■ 目的:
「chart-axes xyxy=(583,19,987,452)」を含む行から始め、「particle-cluster xyxy=(260,20,393,110)」を含む行まで（両端を含む）を、「番号」と「項目」の2列からなるMarkdownの表に入れてもらえますか。空行は除き、「番号」列には各行の通し番号を入れてください。

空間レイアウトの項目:
=====

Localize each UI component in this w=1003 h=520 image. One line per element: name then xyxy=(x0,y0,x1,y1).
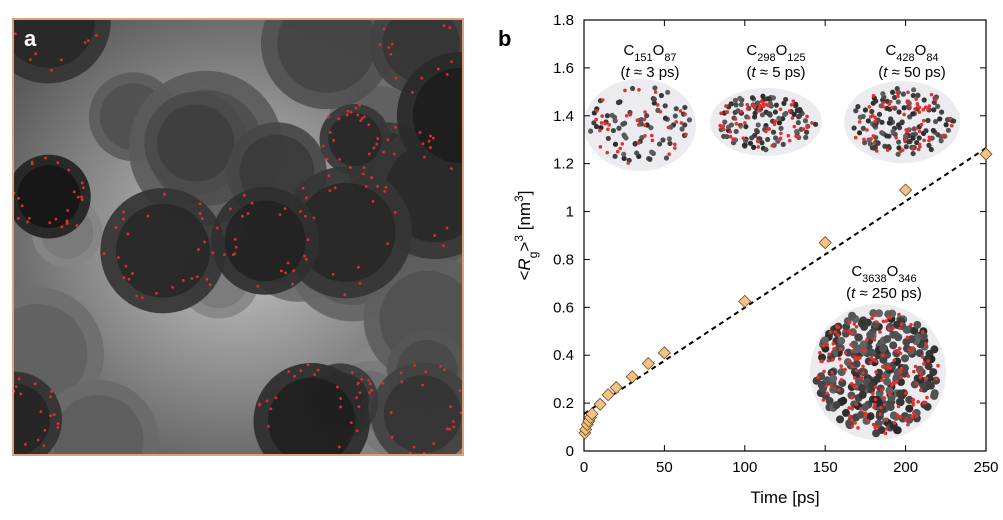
chart-axes xyxy=(583,19,987,452)
y-tick-label: 1.2 xyxy=(553,156,574,173)
y-tick-label: 0.2 xyxy=(553,395,574,412)
cluster-picture xyxy=(844,81,960,163)
x-tick-label: 250 xyxy=(973,459,998,476)
data-point xyxy=(641,357,655,371)
particle-cluster xyxy=(396,52,462,179)
x-tick-label: 100 xyxy=(732,459,757,476)
y-tick-label: 0.4 xyxy=(553,347,574,364)
data-point xyxy=(593,397,607,411)
y-tick-label: 1.6 xyxy=(553,60,574,77)
cluster-formula: C428O84 xyxy=(885,42,938,64)
y-tick-label: 1.4 xyxy=(553,108,574,125)
particle-cluster xyxy=(14,154,91,239)
data-point xyxy=(738,294,752,308)
particle-cluster xyxy=(319,103,391,176)
y-axis-title: <Rg>3 [nm3] xyxy=(512,190,540,280)
cluster-formula: C151O87 xyxy=(623,42,676,64)
plot-frame xyxy=(583,19,987,452)
particle-cluster xyxy=(14,371,63,454)
panel-b-label: b xyxy=(498,26,512,51)
data-point xyxy=(625,370,639,384)
cluster-time: (t ≈ 3 ps) xyxy=(620,64,679,81)
chart-ticks: 0 50 100 150 200 250 0 0.2 0.4 0.6 0.8 1 1.2 1.4 1.6 1.… xyxy=(553,12,998,476)
particle-cluster xyxy=(211,186,320,295)
x-axis-title: Time [ps] xyxy=(750,488,819,507)
particle-cluster xyxy=(253,363,370,454)
simulation-snapshot xyxy=(12,18,464,456)
rg-cubed-chart: 0 50 100 150 200 250 0 0.2 0.4 0.6 0.8 1 1.2 1.4 1.6 1.… xyxy=(512,12,999,507)
cluster-formula: C3638O346 xyxy=(851,263,916,285)
cluster-time: (t ≈ 5 ps) xyxy=(746,64,805,81)
x-tick-label: 200 xyxy=(893,459,918,476)
y-tick-label: 0 xyxy=(566,443,574,460)
formula-annotations: C151O87(t ≈ 3 ps) C298O125(t ≈ 5 ps) C428O… xyxy=(620,42,945,302)
particle-cluster xyxy=(37,380,159,454)
cluster-picture xyxy=(584,79,696,171)
cluster-formula: C298O125 xyxy=(746,42,805,64)
y-tick-label: 1.8 xyxy=(553,12,574,29)
particle-cluster xyxy=(144,91,248,195)
x-tick-label: 150 xyxy=(813,459,838,476)
data-points xyxy=(578,147,993,440)
data-point xyxy=(585,407,599,421)
y-tick-label: 0.6 xyxy=(553,299,574,316)
snapshot-image xyxy=(14,20,462,454)
data-point xyxy=(818,236,832,250)
cluster-picture xyxy=(710,88,822,156)
particle-cluster xyxy=(260,20,393,110)
cluster-time: (t ≈ 50 ps) xyxy=(878,64,945,81)
y-tick-label: 1 xyxy=(566,204,574,221)
particle-cluster xyxy=(370,362,462,454)
cluster-time: (t ≈ 250 ps) xyxy=(846,285,922,302)
data-point xyxy=(899,183,913,197)
data-point xyxy=(601,388,615,402)
cluster-picture xyxy=(810,304,946,440)
cluster-illustrations xyxy=(584,79,960,440)
data-point xyxy=(979,147,993,161)
x-tick-label: 50 xyxy=(656,459,673,476)
data-point xyxy=(609,380,623,395)
data-point xyxy=(657,346,671,360)
x-tick-label: 0 xyxy=(580,459,588,476)
particle-cluster xyxy=(14,20,111,84)
particle-cluster xyxy=(100,188,226,314)
y-tick-label: 0.8 xyxy=(553,251,574,268)
panel-a-label: a xyxy=(24,26,37,51)
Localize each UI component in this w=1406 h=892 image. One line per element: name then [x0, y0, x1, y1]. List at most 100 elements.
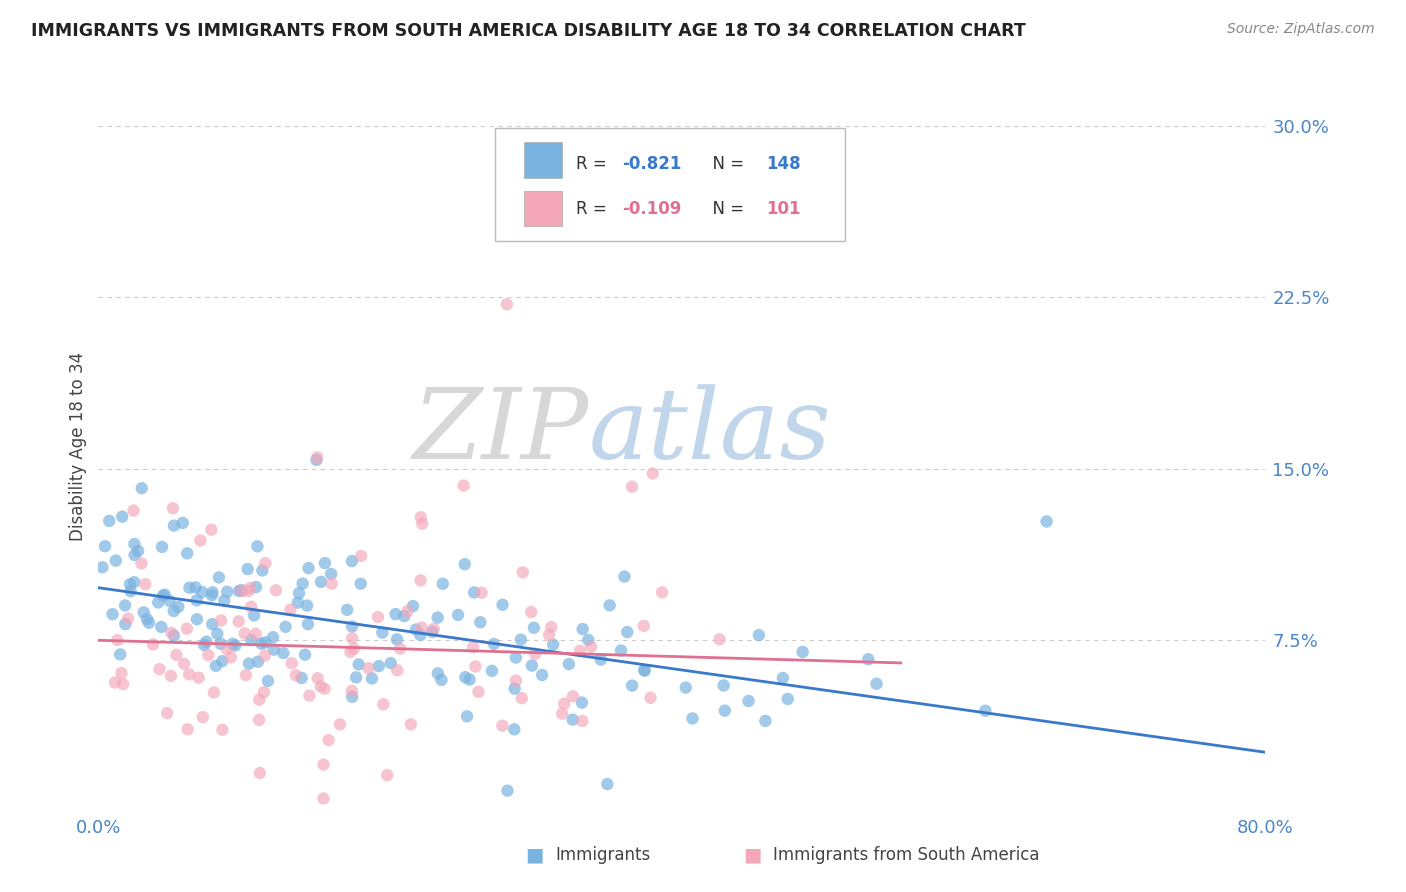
- Point: [298, 689, 321, 703]
- Point: [387, 664, 409, 678]
- Point: [447, 607, 470, 622]
- Point: [197, 648, 219, 662]
- Point: [321, 566, 343, 581]
- Point: [240, 599, 263, 614]
- Point: [430, 673, 453, 687]
- Point: [339, 645, 361, 659]
- Point: [253, 648, 276, 663]
- Point: [114, 617, 136, 632]
- Point: [426, 666, 449, 681]
- Point: [384, 607, 406, 621]
- Point: [503, 681, 526, 696]
- FancyBboxPatch shape: [524, 191, 562, 226]
- Point: [142, 637, 165, 651]
- Point: [280, 657, 302, 671]
- Point: [312, 757, 335, 772]
- Point: [314, 681, 336, 696]
- Point: [273, 646, 295, 660]
- Point: [540, 620, 562, 634]
- Point: [314, 556, 336, 570]
- Point: [409, 510, 432, 524]
- Point: [402, 599, 425, 613]
- Point: [576, 632, 599, 647]
- Point: [409, 628, 432, 642]
- Point: [187, 671, 209, 685]
- Point: [375, 768, 398, 782]
- Point: [193, 638, 215, 652]
- Point: [633, 663, 655, 677]
- Point: [148, 595, 170, 609]
- Point: [191, 710, 214, 724]
- Point: [122, 503, 145, 517]
- Point: [253, 685, 276, 699]
- Point: [505, 673, 527, 688]
- Point: [551, 706, 574, 721]
- Point: [411, 516, 433, 531]
- Point: [288, 586, 311, 600]
- Point: [571, 622, 593, 636]
- Point: [243, 608, 266, 623]
- Point: [127, 544, 149, 558]
- FancyBboxPatch shape: [524, 143, 562, 178]
- Point: [186, 612, 208, 626]
- Point: [120, 584, 142, 599]
- Point: [496, 297, 519, 311]
- Text: ■: ■: [524, 845, 544, 864]
- Point: [104, 675, 127, 690]
- Point: [264, 583, 287, 598]
- Point: [184, 581, 207, 595]
- Point: [111, 509, 134, 524]
- Point: [342, 632, 364, 646]
- Point: [464, 659, 486, 673]
- Text: 148: 148: [766, 155, 800, 173]
- Point: [153, 588, 176, 602]
- Point: [350, 549, 373, 563]
- Point: [254, 635, 277, 649]
- Point: [211, 723, 233, 737]
- Point: [249, 766, 271, 780]
- Point: [159, 594, 181, 608]
- Point: [589, 652, 612, 666]
- Point: [217, 584, 239, 599]
- Point: [321, 576, 343, 591]
- Point: [458, 673, 481, 687]
- Point: [231, 583, 253, 598]
- Point: [579, 640, 602, 654]
- Point: [131, 557, 153, 571]
- Point: [571, 714, 593, 728]
- Point: [245, 580, 267, 594]
- Point: [675, 681, 697, 695]
- Point: [200, 523, 222, 537]
- Y-axis label: Disability Age 18 to 34: Disability Age 18 to 34: [69, 351, 87, 541]
- Point: [616, 625, 638, 640]
- Point: [186, 593, 208, 607]
- Point: [505, 650, 527, 665]
- Point: [367, 610, 389, 624]
- Text: Source: ZipAtlas.com: Source: ZipAtlas.com: [1227, 22, 1375, 37]
- Point: [641, 467, 664, 481]
- Point: [254, 556, 277, 570]
- Point: [150, 620, 173, 634]
- Point: [205, 658, 228, 673]
- Point: [463, 640, 485, 654]
- Point: [454, 670, 477, 684]
- Point: [482, 637, 505, 651]
- Point: [640, 690, 662, 705]
- Point: [160, 669, 183, 683]
- Point: [94, 539, 117, 553]
- Point: [124, 537, 146, 551]
- Point: [621, 679, 644, 693]
- Point: [405, 623, 427, 637]
- Point: [228, 615, 250, 629]
- Point: [336, 603, 359, 617]
- Point: [250, 637, 273, 651]
- Point: [252, 564, 274, 578]
- Point: [344, 670, 367, 684]
- Point: [291, 576, 314, 591]
- Point: [454, 557, 477, 571]
- Point: [173, 657, 195, 671]
- Point: [426, 610, 449, 624]
- Point: [307, 450, 329, 465]
- Point: [347, 657, 370, 672]
- Point: [772, 671, 794, 685]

=====

■ 期待される出力:
| 番号 | 項目 |
|---|---|
| 1 | chart-axes xyxy=(583,19,987,452) |
| 2 | y-tick-label: 1.2 xyxy=(553,156,574,173) |
| 3 | y-tick-label: 0.2 xyxy=(553,395,574,412) |
| 4 | cluster-picture xyxy=(844,81,960,163) |
| 5 | x-tick-label: 250 xyxy=(973,459,998,476) |
| 6 | data-point xyxy=(641,357,655,371) |
| 7 | particle-cluster xyxy=(396,52,462,179) |
| 8 | x-tick-label: 100 xyxy=(732,459,757,476) |
| 9 | y-tick-label: 0.4 xyxy=(553,347,574,364) |
| 10 | data-point xyxy=(593,397,607,411) |
| 11 | y-tick-label: 1.6 xyxy=(553,60,574,77) |
| 12 | cluster-formula: C428O84 xyxy=(885,42,938,64) |
| 13 | y-tick-label: 1.4 xyxy=(553,108,574,125) |
| 14 | particle-cluster xyxy=(14,154,91,239) |
| 15 | data-point xyxy=(738,294,752,308) |
| 16 | particle-cluster xyxy=(319,103,391,176) |
| 17 | y-axis-title: <Rg>3 [nm3] xyxy=(512,190,540,280) |
| 18 | cluster-formula: C151O87 xyxy=(623,42,676,64) |
| 19 | plot-frame xyxy=(583,19,987,452) |
| 20 | particle-cluster xyxy=(14,371,63,454) |
| 21 | panel-b-label: b xyxy=(498,26,512,51) |
| 22 | data-point xyxy=(625,370,639,384) |
| 23 | cluster-time: (t ≈ 3 ps) xyxy=(620,64,679,81) |
| 24 | chart-ticks: 0 50 100 150 200 250 0 0.2 0.4 0.6 0.8 1 1.2 1.4 1.6 1.… xyxy=(553,12,998,476) |
| 25 | particle-cluster xyxy=(211,186,320,295) |
| 26 | x-axis-title: Time [ps] xyxy=(750,488,819,507) |
| 27 | particle-cluster xyxy=(253,363,370,454) |
| 28 | simulation-snapshot xyxy=(12,18,464,456) |
| 29 | rg-cubed-chart: 0 50 100 150 200 250 0 0.2 0.4 0.6 0.8 1 1.2 1.4 1.6 1.… xyxy=(512,12,999,507) |
| 30 | cluster-formula: C3638O346 xyxy=(851,263,916,285) |
| 31 | cluster-time: (t ≈ 5 ps) xyxy=(746,64,805,81) |
| 32 | x-tick-label: 200 xyxy=(893,459,918,476) |
| 33 | y-tick-label: 0 xyxy=(566,443,574,460) |
| 34 | formula-annotations: C151O87(t ≈ 3 ps) C298O125(t ≈ 5 ps) C428O… xyxy=(620,42,945,302) |
| 35 | particle-cluster xyxy=(37,380,159,454) |
| 36 | cluster-picture xyxy=(584,79,696,171) |
| 37 | cluster-formula: C298O125 xyxy=(746,42,805,64) |
| 38 | y-tick-label: 1.8 xyxy=(553,12,574,29) |
| 39 | particle-cluster xyxy=(144,91,248,195) |
| 40 | x-tick-label: 150 xyxy=(813,459,838,476) |
| 41 | data-points xyxy=(578,147,993,440) |
| 42 | data-point xyxy=(585,407,599,421) |
| 43 | y-tick-label: 0.6 xyxy=(553,299,574,316) |
| 44 | snapshot-image xyxy=(14,20,462,454) |
| 45 | data-point xyxy=(818,236,832,250) |
| 46 | cluster-picture xyxy=(710,88,822,156) |
| 47 | particle-cluster xyxy=(260,20,393,110) |